DATA SHOWN:
•••

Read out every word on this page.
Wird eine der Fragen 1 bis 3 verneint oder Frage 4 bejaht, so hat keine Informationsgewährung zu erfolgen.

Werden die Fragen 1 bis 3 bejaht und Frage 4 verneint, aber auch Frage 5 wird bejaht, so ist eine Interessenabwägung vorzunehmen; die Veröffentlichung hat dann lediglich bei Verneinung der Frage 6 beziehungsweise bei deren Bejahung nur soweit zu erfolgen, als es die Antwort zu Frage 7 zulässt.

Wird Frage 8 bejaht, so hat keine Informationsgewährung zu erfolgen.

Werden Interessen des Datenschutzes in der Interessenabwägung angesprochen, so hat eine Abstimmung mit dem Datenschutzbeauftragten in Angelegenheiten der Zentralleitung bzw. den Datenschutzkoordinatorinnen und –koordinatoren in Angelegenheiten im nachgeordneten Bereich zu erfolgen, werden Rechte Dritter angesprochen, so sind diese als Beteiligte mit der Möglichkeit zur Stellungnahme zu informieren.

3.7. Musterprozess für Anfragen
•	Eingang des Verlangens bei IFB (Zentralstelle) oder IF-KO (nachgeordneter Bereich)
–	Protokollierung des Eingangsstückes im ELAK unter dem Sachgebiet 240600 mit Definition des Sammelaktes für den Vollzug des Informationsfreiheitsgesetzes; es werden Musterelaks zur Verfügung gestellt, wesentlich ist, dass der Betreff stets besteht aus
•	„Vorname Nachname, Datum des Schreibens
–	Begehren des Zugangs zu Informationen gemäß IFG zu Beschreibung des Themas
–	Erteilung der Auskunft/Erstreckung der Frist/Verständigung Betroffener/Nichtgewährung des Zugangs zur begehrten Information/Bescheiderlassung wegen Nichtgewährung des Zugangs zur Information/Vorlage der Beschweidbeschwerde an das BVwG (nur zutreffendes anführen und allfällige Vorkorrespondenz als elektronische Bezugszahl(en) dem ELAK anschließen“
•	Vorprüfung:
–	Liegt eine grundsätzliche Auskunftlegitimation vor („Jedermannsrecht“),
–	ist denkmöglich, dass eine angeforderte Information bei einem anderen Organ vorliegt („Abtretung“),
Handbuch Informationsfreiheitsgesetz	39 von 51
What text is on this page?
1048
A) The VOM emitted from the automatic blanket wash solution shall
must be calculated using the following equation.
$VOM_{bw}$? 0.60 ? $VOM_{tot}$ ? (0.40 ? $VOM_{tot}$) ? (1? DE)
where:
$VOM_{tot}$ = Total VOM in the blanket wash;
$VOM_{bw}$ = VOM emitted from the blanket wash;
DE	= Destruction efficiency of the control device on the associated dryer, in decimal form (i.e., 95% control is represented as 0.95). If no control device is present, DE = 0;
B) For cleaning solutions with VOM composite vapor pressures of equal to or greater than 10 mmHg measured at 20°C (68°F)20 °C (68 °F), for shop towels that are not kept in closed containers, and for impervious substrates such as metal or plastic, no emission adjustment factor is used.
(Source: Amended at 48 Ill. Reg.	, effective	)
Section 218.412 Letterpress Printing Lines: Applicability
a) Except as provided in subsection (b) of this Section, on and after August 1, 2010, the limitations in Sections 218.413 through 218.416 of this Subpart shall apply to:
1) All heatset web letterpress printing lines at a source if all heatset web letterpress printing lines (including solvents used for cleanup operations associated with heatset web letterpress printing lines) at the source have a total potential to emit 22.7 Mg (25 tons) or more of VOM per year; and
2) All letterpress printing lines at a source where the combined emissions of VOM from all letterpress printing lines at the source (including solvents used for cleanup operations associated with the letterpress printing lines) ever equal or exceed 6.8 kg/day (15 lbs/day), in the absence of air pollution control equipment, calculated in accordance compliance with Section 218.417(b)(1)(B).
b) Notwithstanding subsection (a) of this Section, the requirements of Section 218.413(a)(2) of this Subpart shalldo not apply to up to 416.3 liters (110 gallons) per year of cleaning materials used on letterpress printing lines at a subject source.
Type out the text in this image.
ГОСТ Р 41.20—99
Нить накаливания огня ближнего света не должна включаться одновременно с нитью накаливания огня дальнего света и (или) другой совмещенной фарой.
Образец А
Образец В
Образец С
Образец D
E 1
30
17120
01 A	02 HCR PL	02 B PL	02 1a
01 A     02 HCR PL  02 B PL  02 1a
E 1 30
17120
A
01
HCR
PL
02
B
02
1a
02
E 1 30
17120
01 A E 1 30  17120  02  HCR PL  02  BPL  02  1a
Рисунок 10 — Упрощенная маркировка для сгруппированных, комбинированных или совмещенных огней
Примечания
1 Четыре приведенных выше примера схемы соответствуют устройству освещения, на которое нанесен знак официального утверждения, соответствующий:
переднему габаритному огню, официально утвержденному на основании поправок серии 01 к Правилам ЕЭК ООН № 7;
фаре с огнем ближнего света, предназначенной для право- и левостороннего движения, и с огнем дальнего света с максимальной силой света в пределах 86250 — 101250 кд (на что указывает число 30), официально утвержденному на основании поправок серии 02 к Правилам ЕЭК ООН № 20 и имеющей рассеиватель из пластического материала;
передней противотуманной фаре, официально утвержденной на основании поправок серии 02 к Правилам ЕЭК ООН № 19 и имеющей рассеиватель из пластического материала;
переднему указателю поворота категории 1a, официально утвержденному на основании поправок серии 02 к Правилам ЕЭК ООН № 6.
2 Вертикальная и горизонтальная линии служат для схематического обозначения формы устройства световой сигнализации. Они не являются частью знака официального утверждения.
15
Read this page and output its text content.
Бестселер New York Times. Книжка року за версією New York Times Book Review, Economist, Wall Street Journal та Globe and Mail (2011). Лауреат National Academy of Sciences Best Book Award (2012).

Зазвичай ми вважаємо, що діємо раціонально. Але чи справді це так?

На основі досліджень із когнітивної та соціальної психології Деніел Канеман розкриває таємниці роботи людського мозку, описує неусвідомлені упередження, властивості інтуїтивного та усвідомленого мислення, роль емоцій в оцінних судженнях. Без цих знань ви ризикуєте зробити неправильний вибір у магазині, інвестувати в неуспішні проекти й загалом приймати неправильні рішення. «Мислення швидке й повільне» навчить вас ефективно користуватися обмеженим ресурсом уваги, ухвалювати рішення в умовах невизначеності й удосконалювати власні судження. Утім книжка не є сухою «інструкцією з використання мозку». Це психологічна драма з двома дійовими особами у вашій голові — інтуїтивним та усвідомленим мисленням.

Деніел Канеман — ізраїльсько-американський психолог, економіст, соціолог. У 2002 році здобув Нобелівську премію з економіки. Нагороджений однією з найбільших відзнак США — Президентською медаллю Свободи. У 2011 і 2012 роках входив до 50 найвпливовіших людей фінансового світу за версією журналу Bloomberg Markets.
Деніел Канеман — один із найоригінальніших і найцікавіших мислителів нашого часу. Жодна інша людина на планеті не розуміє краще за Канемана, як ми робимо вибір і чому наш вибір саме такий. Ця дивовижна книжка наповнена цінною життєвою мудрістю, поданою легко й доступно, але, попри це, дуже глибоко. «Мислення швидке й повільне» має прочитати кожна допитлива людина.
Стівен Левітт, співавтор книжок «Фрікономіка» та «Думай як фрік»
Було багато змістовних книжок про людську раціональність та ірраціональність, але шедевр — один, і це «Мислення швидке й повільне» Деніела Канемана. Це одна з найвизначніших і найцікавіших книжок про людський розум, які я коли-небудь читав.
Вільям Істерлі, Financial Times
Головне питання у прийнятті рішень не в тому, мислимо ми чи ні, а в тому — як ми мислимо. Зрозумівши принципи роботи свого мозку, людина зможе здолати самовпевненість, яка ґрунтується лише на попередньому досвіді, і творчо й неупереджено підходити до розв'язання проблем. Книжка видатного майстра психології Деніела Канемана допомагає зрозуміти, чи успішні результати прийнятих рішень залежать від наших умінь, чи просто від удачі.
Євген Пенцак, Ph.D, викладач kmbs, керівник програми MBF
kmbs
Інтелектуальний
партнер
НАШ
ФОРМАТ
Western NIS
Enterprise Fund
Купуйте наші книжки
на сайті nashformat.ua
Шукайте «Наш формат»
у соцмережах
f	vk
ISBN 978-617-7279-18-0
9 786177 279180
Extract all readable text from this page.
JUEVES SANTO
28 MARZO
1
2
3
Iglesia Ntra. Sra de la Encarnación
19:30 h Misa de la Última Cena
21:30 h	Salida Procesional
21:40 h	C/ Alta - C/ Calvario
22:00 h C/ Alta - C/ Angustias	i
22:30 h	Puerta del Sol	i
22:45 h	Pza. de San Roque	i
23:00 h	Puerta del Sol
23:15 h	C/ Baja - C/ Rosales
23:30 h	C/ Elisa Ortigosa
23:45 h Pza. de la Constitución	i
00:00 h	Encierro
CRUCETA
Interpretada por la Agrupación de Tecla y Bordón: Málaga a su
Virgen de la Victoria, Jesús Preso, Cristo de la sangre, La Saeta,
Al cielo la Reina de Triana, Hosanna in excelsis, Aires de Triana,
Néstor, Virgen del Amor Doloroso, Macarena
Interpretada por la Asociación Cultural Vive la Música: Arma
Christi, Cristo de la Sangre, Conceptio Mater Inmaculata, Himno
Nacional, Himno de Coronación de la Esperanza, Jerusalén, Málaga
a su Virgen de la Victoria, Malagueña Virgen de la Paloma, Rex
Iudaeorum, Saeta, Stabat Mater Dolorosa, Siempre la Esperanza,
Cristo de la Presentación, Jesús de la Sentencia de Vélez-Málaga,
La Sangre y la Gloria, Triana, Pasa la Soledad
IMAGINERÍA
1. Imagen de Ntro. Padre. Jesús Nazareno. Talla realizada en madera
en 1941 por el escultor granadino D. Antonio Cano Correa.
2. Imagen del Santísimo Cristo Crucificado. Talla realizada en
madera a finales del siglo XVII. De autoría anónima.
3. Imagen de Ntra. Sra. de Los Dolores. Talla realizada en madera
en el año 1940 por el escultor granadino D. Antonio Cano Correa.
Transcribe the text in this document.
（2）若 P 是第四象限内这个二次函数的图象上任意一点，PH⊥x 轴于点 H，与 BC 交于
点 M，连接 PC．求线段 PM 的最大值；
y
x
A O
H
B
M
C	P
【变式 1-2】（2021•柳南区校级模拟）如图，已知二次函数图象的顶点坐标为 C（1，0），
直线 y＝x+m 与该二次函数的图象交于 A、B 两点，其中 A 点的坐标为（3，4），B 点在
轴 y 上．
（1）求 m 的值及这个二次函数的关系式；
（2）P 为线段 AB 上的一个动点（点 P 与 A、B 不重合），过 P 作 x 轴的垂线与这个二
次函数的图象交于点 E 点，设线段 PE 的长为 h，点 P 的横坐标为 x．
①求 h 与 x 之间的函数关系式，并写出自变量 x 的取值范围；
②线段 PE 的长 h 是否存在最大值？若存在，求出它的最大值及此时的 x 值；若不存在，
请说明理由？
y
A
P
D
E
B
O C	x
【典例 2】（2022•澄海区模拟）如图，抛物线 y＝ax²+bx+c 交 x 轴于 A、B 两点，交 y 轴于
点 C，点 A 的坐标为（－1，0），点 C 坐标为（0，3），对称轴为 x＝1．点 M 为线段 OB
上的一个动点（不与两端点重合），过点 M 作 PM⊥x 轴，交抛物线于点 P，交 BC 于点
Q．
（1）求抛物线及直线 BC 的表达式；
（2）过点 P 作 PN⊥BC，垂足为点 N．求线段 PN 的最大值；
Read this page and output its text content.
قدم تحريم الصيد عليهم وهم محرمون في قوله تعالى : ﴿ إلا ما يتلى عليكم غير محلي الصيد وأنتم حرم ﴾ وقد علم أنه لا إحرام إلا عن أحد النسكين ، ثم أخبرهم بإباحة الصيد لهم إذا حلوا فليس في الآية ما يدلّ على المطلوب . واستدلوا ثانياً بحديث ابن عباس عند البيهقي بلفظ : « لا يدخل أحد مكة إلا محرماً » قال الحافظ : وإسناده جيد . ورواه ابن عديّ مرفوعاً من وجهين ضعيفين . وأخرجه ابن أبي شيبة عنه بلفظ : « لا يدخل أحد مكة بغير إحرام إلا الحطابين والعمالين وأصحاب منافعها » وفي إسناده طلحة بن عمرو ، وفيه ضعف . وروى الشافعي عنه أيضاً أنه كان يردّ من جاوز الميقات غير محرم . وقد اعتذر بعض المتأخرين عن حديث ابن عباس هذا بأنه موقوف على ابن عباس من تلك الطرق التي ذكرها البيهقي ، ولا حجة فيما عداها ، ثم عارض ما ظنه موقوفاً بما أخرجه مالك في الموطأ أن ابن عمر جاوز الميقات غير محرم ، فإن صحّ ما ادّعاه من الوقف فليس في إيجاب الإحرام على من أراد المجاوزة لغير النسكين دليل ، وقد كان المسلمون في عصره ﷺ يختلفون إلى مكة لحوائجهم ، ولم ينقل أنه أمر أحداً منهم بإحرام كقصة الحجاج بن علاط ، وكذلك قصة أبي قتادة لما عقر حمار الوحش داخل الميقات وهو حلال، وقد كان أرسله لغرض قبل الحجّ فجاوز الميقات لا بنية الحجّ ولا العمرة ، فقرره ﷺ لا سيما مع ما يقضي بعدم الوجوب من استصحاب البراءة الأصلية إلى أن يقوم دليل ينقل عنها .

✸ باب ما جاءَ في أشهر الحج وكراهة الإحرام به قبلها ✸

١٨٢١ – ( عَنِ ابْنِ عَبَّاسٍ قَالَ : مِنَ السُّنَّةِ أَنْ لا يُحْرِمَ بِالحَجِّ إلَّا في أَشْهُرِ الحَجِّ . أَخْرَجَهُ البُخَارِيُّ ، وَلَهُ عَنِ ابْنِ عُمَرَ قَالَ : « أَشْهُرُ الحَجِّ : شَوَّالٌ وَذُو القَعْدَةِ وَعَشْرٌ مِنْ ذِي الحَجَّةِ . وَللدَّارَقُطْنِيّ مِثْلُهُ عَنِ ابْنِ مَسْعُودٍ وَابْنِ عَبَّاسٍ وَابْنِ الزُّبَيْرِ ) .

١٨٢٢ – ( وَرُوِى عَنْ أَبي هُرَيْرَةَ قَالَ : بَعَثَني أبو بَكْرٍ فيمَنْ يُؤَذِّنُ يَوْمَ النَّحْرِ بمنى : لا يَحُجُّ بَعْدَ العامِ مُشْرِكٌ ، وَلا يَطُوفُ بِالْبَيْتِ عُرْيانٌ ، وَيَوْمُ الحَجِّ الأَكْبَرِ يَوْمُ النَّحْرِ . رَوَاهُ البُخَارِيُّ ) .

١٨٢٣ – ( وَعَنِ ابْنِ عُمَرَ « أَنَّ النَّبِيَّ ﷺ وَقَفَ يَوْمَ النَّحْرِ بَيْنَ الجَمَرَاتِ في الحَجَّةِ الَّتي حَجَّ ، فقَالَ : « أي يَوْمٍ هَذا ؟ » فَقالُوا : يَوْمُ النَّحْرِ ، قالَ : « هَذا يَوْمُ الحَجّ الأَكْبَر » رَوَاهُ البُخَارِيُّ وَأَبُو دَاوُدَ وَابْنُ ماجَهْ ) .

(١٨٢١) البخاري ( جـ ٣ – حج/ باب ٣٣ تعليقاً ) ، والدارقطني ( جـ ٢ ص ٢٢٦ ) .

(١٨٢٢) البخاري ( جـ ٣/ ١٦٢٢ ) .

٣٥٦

•••

SHORT EXERCISE: Pull out the lines above in which the word "上的一个动点" appears.

RESPONSE FOR THIS EXERCISE:
（2）P 为线段 AB 上的一个动点（点 P 与 A、B 不重合），过 P 作 x 轴的垂线与这个二
上的一个动点（不与两端点重合），过点 M 作 PM⊥x 轴，交抛物线于点 P，交 BC 于点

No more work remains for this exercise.